Objective:
Copy every line in the records below that contains the word "index".

Data:
— begin —
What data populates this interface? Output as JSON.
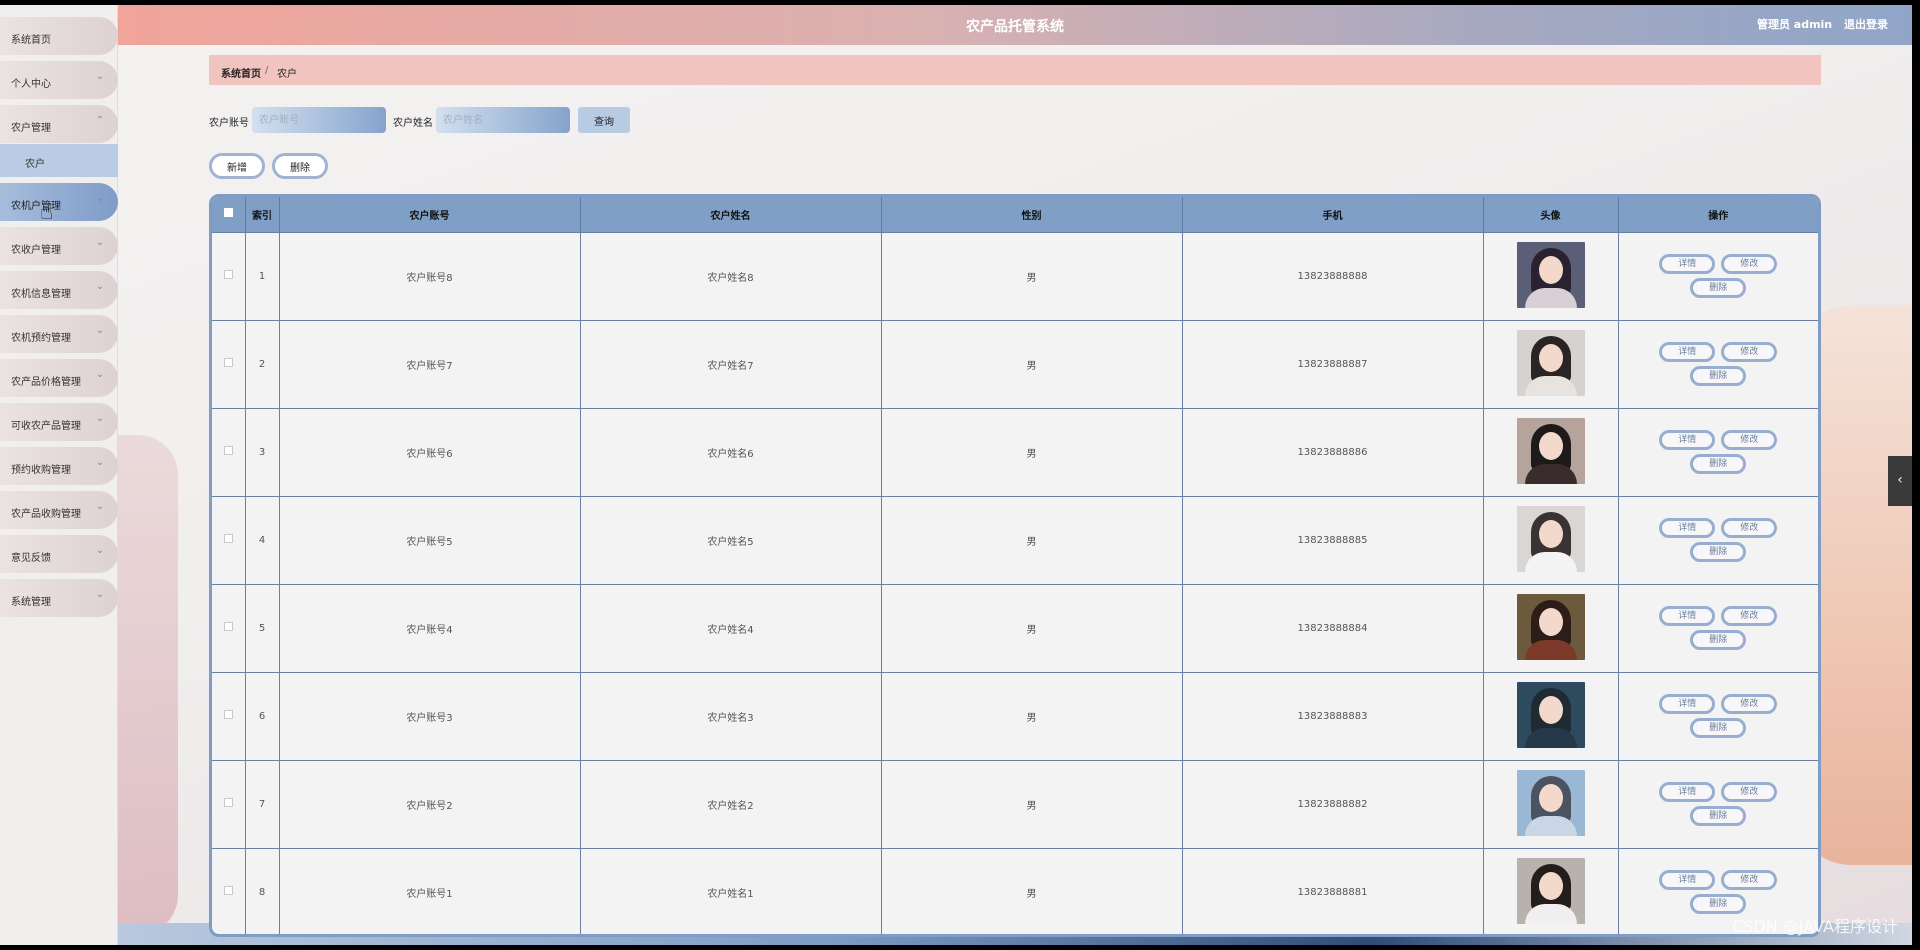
{
  "header": {
    "title": "农产品托管系统",
    "user_label": "管理员 admin",
    "logout_label": "退出登录"
  },
  "sidebar": {
    "items": [
      {
        "label": "系统首页",
        "chevron": false
      },
      {
        "label": "个人中心",
        "chevron": true
      },
      {
        "label": "农户管理",
        "chevron": true,
        "expanded": true
      },
      {
        "label": "农机户管理",
        "chevron": true,
        "active": true
      },
      {
        "label": "农收户管理",
        "chevron": true
      },
      {
        "label": "农机信息管理",
        "chevron": true
      },
      {
        "label": "农机预约管理",
        "chevron": true
      },
      {
        "label": "农产品价格管理",
        "chevron": true
      },
      {
        "label": "可收农产品管理",
        "chevron": true
      },
      {
        "label": "预约收购管理",
        "chevron": true
      },
      {
        "label": "农产品收购管理",
        "chevron": true
      },
      {
        "label": "意见反馈",
        "chevron": true
      },
      {
        "label": "系统管理",
        "chevron": true
      }
    ],
    "submenu": {
      "label": "农户"
    }
  },
  "breadcrumb": {
    "home": "系统首页",
    "separator": "/",
    "current": "农户"
  },
  "search": {
    "account_label": "农户账号",
    "account_placeholder": "农户账号",
    "name_label": "农户姓名",
    "name_placeholder": "农户姓名",
    "query_label": "查询"
  },
  "actions": {
    "add_label": "新增",
    "delete_label": "删除"
  },
  "table": {
    "columns": [
      "",
      "索引",
      "农户账号",
      "农户姓名",
      "性别",
      "手机",
      "头像",
      "操作"
    ],
    "row_buttons": {
      "detail": "详情",
      "edit": "修改",
      "delete": "删除"
    },
    "rows": [
      {
        "index": "1",
        "account": "农户账号8",
        "name": "农户姓名8",
        "gender": "男",
        "phone": "13823888888",
        "avatar": "avatar-1"
      },
      {
        "index": "2",
        "account": "农户账号7",
        "name": "农户姓名7",
        "gender": "男",
        "phone": "13823888887",
        "avatar": "avatar-2"
      },
      {
        "index": "3",
        "account": "农户账号6",
        "name": "农户姓名6",
        "gender": "男",
        "phone": "13823888886",
        "avatar": "avatar-3"
      },
      {
        "index": "4",
        "account": "农户账号5",
        "name": "农户姓名5",
        "gender": "男",
        "phone": "13823888885",
        "avatar": "avatar-4"
      },
      {
        "index": "5",
        "account": "农户账号4",
        "name": "农户姓名4",
        "gender": "男",
        "phone": "13823888884",
        "avatar": "avatar-5"
      },
      {
        "index": "6",
        "account": "农户账号3",
        "name": "农户姓名3",
        "gender": "男",
        "phone": "13823888883",
        "avatar": "avatar-6"
      },
      {
        "index": "7",
        "account": "农户账号2",
        "name": "农户姓名2",
        "gender": "男",
        "phone": "13823888882",
        "avatar": "avatar-7"
      },
      {
        "index": "8",
        "account": "农户账号1",
        "name": "农户姓名1",
        "gender": "男",
        "phone": "13823888881",
        "avatar": "avatar-8"
      }
    ]
  },
  "watermark": "CSDN @JAVA程序设计",
  "colors": {
    "accent": "#7f9fc7",
    "breadcrumb_bg": "#f2c4bf",
    "header_start": "#f0a49a",
    "header_end": "#8fa5c8"
  }
}
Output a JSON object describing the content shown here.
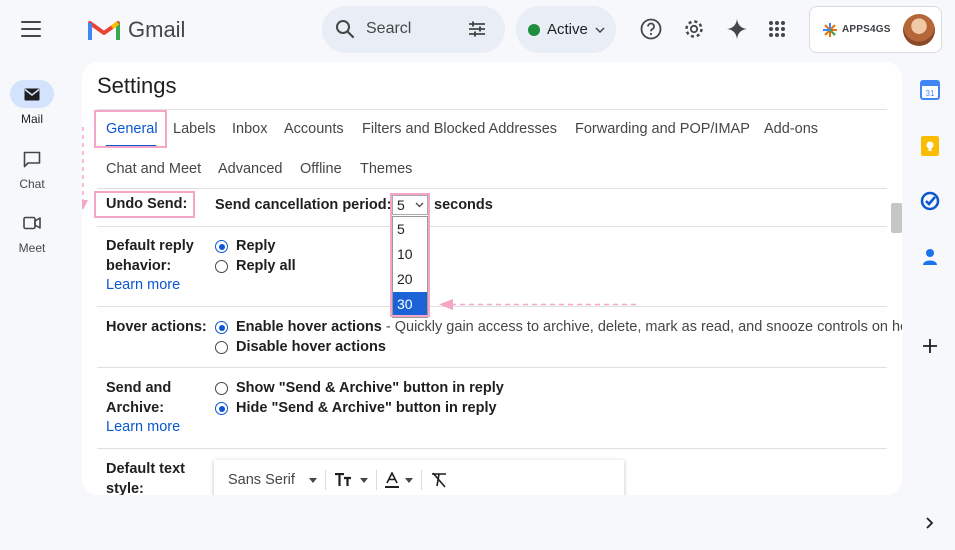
{
  "nav": {
    "items": [
      {
        "label": "Mail",
        "icon": "mail-icon"
      },
      {
        "label": "Chat",
        "icon": "chat-icon"
      },
      {
        "label": "Meet",
        "icon": "meet-icon"
      }
    ]
  },
  "header": {
    "app_name": "Gmail",
    "search_value": "Searcl",
    "status": "Active",
    "account_name": "APPS4GS"
  },
  "settings": {
    "title": "Settings",
    "tabs": [
      "General",
      "Labels",
      "Inbox",
      "Accounts",
      "Filters and Blocked Addresses",
      "Forwarding and POP/IMAP",
      "Add-ons",
      "Chat and Meet",
      "Advanced",
      "Offline",
      "Themes"
    ],
    "undo_send": {
      "label": "Undo Send:",
      "prefix": "Send cancellation period:",
      "selected": "5",
      "suffix": "seconds",
      "options": [
        "5",
        "10",
        "20",
        "30"
      ]
    },
    "reply": {
      "label": "Default reply behavior:",
      "options": [
        "Reply",
        "Reply all"
      ],
      "learn_more": "Learn more"
    },
    "hover": {
      "label": "Hover actions:",
      "enable": "Enable hover actions",
      "enable_desc": " - Quickly gain access to archive, delete, mark as read, and snooze controls on ho",
      "disable": "Disable hover actions"
    },
    "send_archive": {
      "label": "Send and Archive:",
      "show": "Show \"Send & Archive\" button in reply",
      "hide": "Hide \"Send & Archive\" button in reply",
      "learn_more": "Learn more"
    },
    "text_style": {
      "label": "Default text style:",
      "font": "Sans Serif"
    }
  },
  "colors": {
    "accent": "#0b57d0",
    "highlight": "#f4a5c8"
  }
}
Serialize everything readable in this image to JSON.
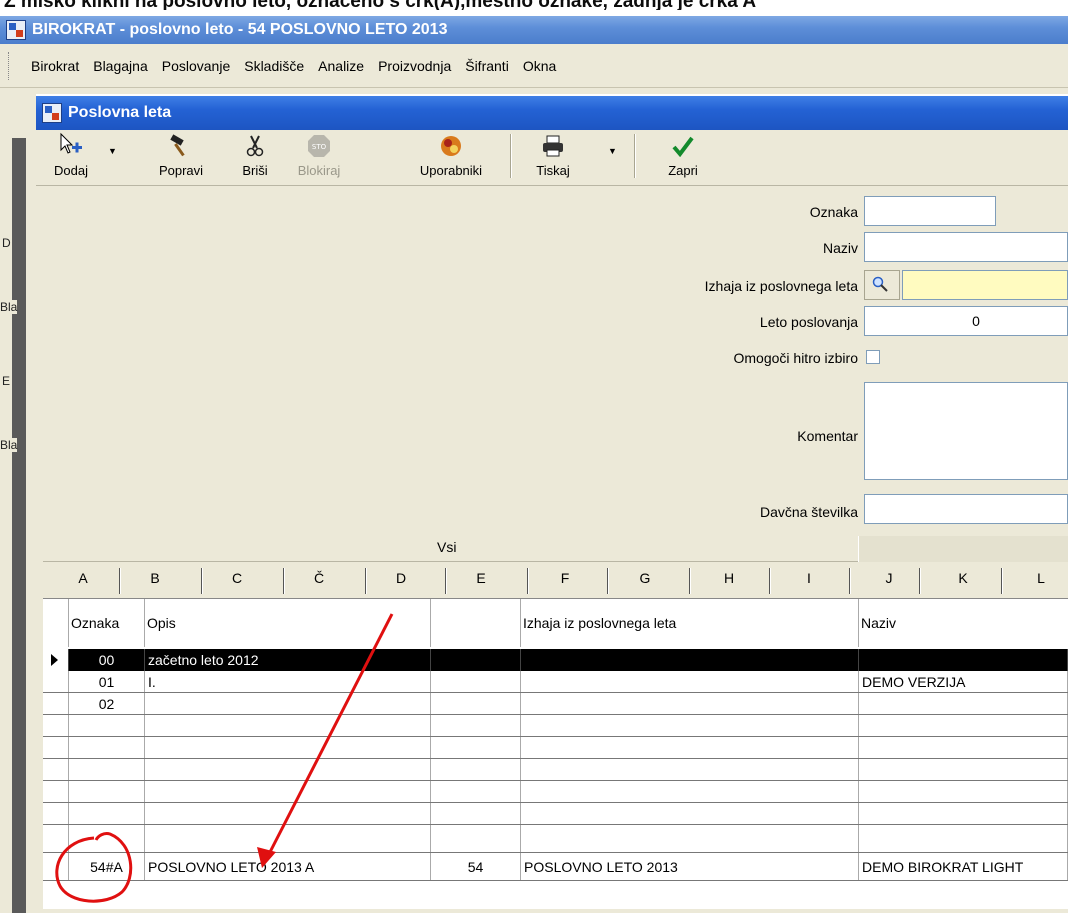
{
  "caption": "Z miško kliknl na poslovno leto, označeno s črk(A),mestno oznake, zadnja je črka A",
  "app": {
    "title": "BIROKRAT - poslovno leto - 54 POSLOVNO LETO 2013",
    "accent": "#2462d4"
  },
  "menu": [
    "Birokrat",
    "Blagajna",
    "Poslovanje",
    "Skladišče",
    "Analize",
    "Proizvodnja",
    "Šifranti",
    "Okna"
  ],
  "sidebar": {
    "labels": [
      "D",
      "Bla",
      "E",
      "Bla"
    ]
  },
  "window": {
    "title": "Poslovna leta"
  },
  "toolbar": {
    "dodaj": "Dodaj",
    "popravi": "Popravi",
    "brisi": "Briši",
    "blokiraj": "Blokiraj",
    "uporabniki": "Uporabniki",
    "tiskaj": "Tiskaj",
    "zapri": "Zapri",
    "stop_text": "STO"
  },
  "form": {
    "oznaka_label": "Oznaka",
    "naziv_label": "Naziv",
    "izhaja_label": "Izhaja iz poslovnega leta",
    "leto_label": "Leto poslovanja",
    "leto_value": "0",
    "hitro_label": "Omogoči hitro izbiro",
    "komentar_label": "Komentar",
    "davcna_label": "Davčna številka"
  },
  "grid": {
    "group_label": "Vsi",
    "columns": [
      "A",
      "B",
      "C",
      "Č",
      "D",
      "E",
      "F",
      "G",
      "H",
      "I",
      "J",
      "K",
      "L"
    ],
    "headers": {
      "oznaka": "Oznaka",
      "opis": "Opis",
      "izhaja": "Izhaja iz poslovnega leta",
      "naziv": "Naziv"
    },
    "rows": [
      {
        "oznaka": "00",
        "opis": "začetno leto 2012",
        "e": "",
        "izhaja": "",
        "naziv": "",
        "selected": true
      },
      {
        "oznaka": "01",
        "opis": "I.",
        "e": "",
        "izhaja": "",
        "naziv": "DEMO VERZIJA"
      },
      {
        "oznaka": "02",
        "opis": "",
        "e": "",
        "izhaja": "",
        "naziv": ""
      },
      {
        "oznaka": "",
        "opis": "",
        "e": "",
        "izhaja": "",
        "naziv": ""
      },
      {
        "oznaka": "",
        "opis": "",
        "e": "",
        "izhaja": "",
        "naziv": ""
      },
      {
        "oznaka": "",
        "opis": "",
        "e": "",
        "izhaja": "",
        "naziv": ""
      },
      {
        "oznaka": "",
        "opis": "",
        "e": "",
        "izhaja": "",
        "naziv": ""
      },
      {
        "oznaka": "",
        "opis": "",
        "e": "",
        "izhaja": "",
        "naziv": ""
      },
      {
        "oznaka": "",
        "opis": "",
        "e": "",
        "izhaja": "",
        "naziv": ""
      },
      {
        "oznaka": "54#A",
        "opis": "POSLOVNO LETO 2013 A",
        "e": "54",
        "izhaja": "POSLOVNO LETO 2013",
        "naziv": "DEMO BIROKRAT LIGHT"
      }
    ]
  },
  "annotation": {
    "color": "#e01010"
  }
}
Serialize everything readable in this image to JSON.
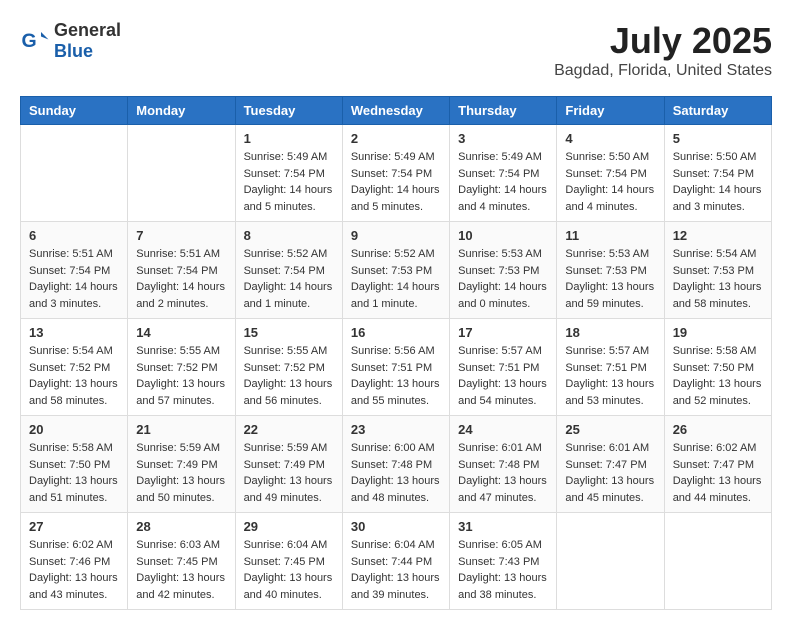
— end —
Answer to the exercise:
        "index": "1",
        "index": "2",
        "index": "3",
        "index": "4",
        "index": "5",
        "index": "6",
        "index": "7",
        "index": "8",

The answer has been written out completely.